__RECORD SET__.
☆ ☆ ☆ ☆ ☆

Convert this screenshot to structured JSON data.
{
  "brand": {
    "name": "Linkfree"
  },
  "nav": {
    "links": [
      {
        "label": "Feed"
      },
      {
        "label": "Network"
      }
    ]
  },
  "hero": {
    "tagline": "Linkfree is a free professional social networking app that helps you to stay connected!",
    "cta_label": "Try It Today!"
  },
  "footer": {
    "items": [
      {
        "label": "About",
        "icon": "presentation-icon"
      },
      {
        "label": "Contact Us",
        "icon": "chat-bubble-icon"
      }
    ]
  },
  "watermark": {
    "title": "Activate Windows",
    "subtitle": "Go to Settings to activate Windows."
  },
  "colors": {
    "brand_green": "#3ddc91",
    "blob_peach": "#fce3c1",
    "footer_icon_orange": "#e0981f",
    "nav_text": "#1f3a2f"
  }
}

☆ ☆ ☆ ☆ ☆

__EXERCISE DESCRIPTION__.
Output the listing above word for word.

__FULL ANSWER__.
Convert this screenshot to structured JSON data.
{
  "brand": {
    "name": "Linkfree"
  },
  "nav": {
    "links": [
      {
        "label": "Feed"
      },
      {
        "label": "Network"
      }
    ]
  },
  "hero": {
    "tagline": "Linkfree is a free professional social networking app that helps you to stay connected!",
    "cta_label": "Try It Today!"
  },
  "footer": {
    "items": [
      {
        "label": "About",
        "icon": "presentation-icon"
      },
      {
        "label": "Contact Us",
        "icon": "chat-bubble-icon"
      }
    ]
  },
  "watermark": {
    "title": "Activate Windows",
    "subtitle": "Go to Settings to activate Windows."
  },
  "colors": {
    "brand_green": "#3ddc91",
    "blob_peach": "#fce3c1",
    "footer_icon_orange": "#e0981f",
    "nav_text": "#1f3a2f"
  }
}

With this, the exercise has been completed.